La « servitude de cour commune » créée pour satisfaire aux prescriptions des règlements ne profite pas à un fonds dominant et a un caractère perpétuel.
Note de M. Daniel SIZAIRE :
L’arrêt donnera lieu à des commentaires. Il est vrai qu’une servitude sans fonds dominant a de quoi surprendre le juriste. Mais les servitudes dont l’article L.451-1 du Code de l’Urbanisme énoncent qu’elles sont dites « de cour commune » ne sont pas à proprement parler des servitudes, tout au moins au sens de l’article 637 du Code Civil, ce que confirme évidemment l’arrêt rapporté. Certes, en pratique, elle pourra prendre la forme d’une servitude, se traduisant par des interdictions de bâtir ou de surélever affectant un fonds pour permettre de construire sur un autre fonds, mais cela afin d’assurer le respect des normes en matière de construction, le respect du droit de l’urbanisme. Objectivement il s’agit de charges imposées à une propriété par des dispositions légales qui, à défaut d’un accord amiable, seront imposées par voie judiciaire (C. Urb., art. L. 451-1), non pas pour l’utilité du fonds sur lequel les constructions seront édifiées mais, comme dit l’arrêt rapporté, « pour satisfaire aux prescriptions des règlement ». Ce n’est pas d’aujourd’hui que l’on rencontre en jurisprudence cette idée que la servitude dite « de cour commune » n’a pas pour effet de servir un fonds dominant (Cass. 1ère civ., 8 mai 1963 – Cass. 3è civ., 11 déc. 1970). Toutefois cette lecture est particulièrement affirmée avec l’arrêt rapporté qui confirme un arrêt de la 23è chambre A de la CA de PARIS.

## Données fournies

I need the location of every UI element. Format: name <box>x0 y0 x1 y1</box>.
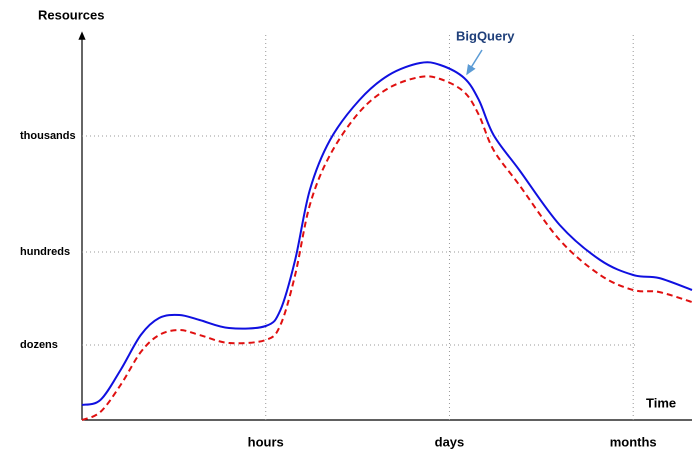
y-axis-label: Resources <box>38 7 104 22</box>
x-tick-label: months <box>610 434 657 449</box>
x-tick-label: days <box>435 434 465 449</box>
x-axis-label: Time <box>646 395 676 410</box>
series-line <box>81 61 693 406</box>
series-annotation: BigQuery <box>456 28 515 43</box>
series-line <box>81 75 693 421</box>
x-tick-label: hours <box>248 434 284 449</box>
y-tick-label: dozens <box>20 339 58 351</box>
y-tick-label: thousands <box>20 130 76 142</box>
annotation-arrow <box>466 49 483 76</box>
y-tick-label: hundreds <box>20 246 70 258</box>
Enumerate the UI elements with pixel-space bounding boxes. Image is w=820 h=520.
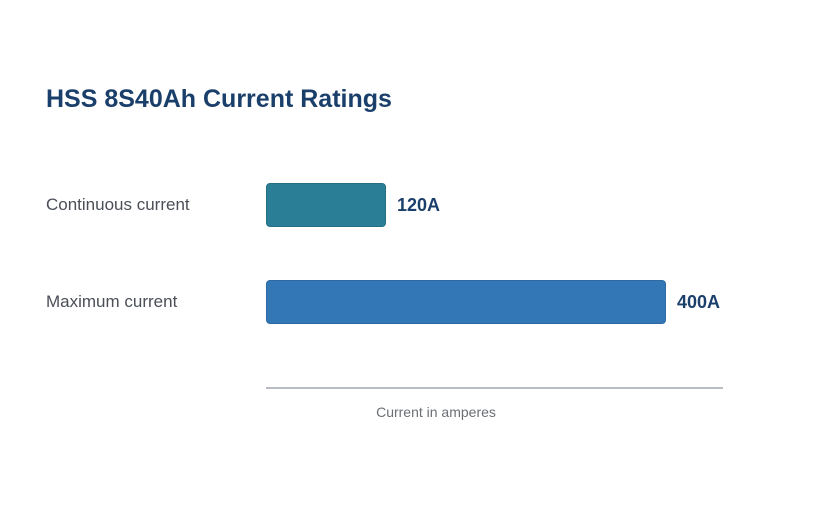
chart-title: HSS 8S40Ah Current Ratings	[46, 85, 392, 113]
bar-value-label: 400A	[677, 292, 721, 312]
category-label: Maximum current	[46, 292, 178, 311]
x-axis-title: Current in amperes	[376, 404, 496, 420]
bar-value-label: 120A	[397, 195, 441, 215]
bar	[266, 183, 386, 227]
bar	[266, 280, 666, 324]
category-label: Continuous current	[46, 195, 190, 214]
x-axis-line	[266, 387, 723, 389]
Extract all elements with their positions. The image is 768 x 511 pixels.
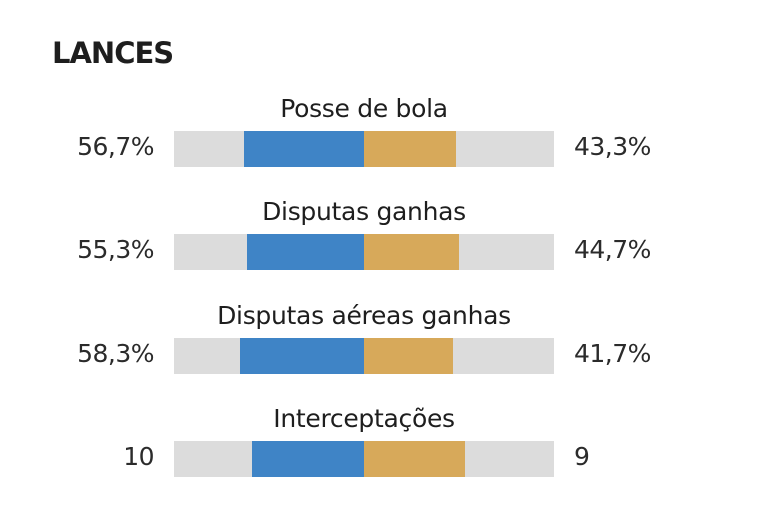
stat-row: Interceptações 10 9 [0, 404, 768, 494]
comparison-bar-track [174, 234, 554, 270]
comparison-bar-track [174, 338, 554, 374]
stat-row: Posse de bola 56,7% 43,3% [0, 94, 768, 184]
comparison-bar-track [174, 441, 554, 477]
stat-row: Disputas ganhas 55,3% 44,7% [0, 197, 768, 287]
right-team-value: 43,3% [574, 132, 651, 161]
stat-label: Disputas ganhas [262, 197, 466, 226]
right-team-bar [364, 131, 456, 167]
right-team-bar [364, 338, 453, 374]
right-team-value: 41,7% [574, 339, 651, 368]
left-team-bar [244, 131, 364, 167]
stat-label: Disputas aéreas ganhas [217, 301, 511, 330]
left-team-bar [247, 234, 364, 270]
stat-row: Disputas aéreas ganhas 58,3% 41,7% [0, 301, 768, 391]
comparison-bar-track [174, 131, 554, 167]
right-team-bar [364, 441, 465, 477]
left-team-value: 56,7% [77, 132, 154, 161]
right-team-value: 9 [574, 442, 590, 471]
left-team-value: 55,3% [77, 235, 154, 264]
right-team-bar [364, 234, 459, 270]
right-team-value: 44,7% [574, 235, 651, 264]
left-team-value: 10 [123, 442, 154, 471]
left-team-bar [240, 338, 364, 374]
left-team-value: 58,3% [77, 339, 154, 368]
stat-label: Posse de bola [280, 94, 448, 123]
section-title: LANCES [52, 36, 174, 70]
left-team-bar [252, 441, 364, 477]
stat-label: Interceptações [273, 404, 455, 433]
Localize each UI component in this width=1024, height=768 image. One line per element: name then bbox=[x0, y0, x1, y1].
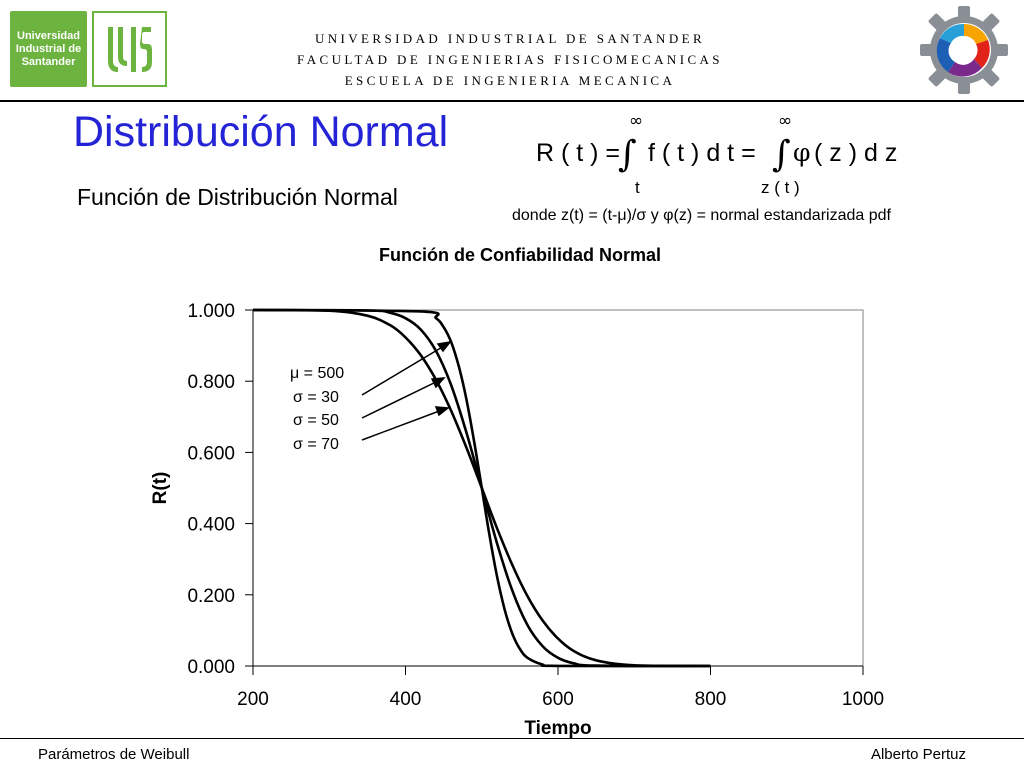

## Consigne
Relevez dans l'extrait de texte tous les articles de code et toutes les décisions de justice datées qui y sont cités.

## Résultat attendu
- Article L.451-1 du Code de l'Urbanisme
- Article 637 du Code Civil
- Cass. 1ère civ., 8 mai 1963
- Cass. 3è civ., 11 déc. 1970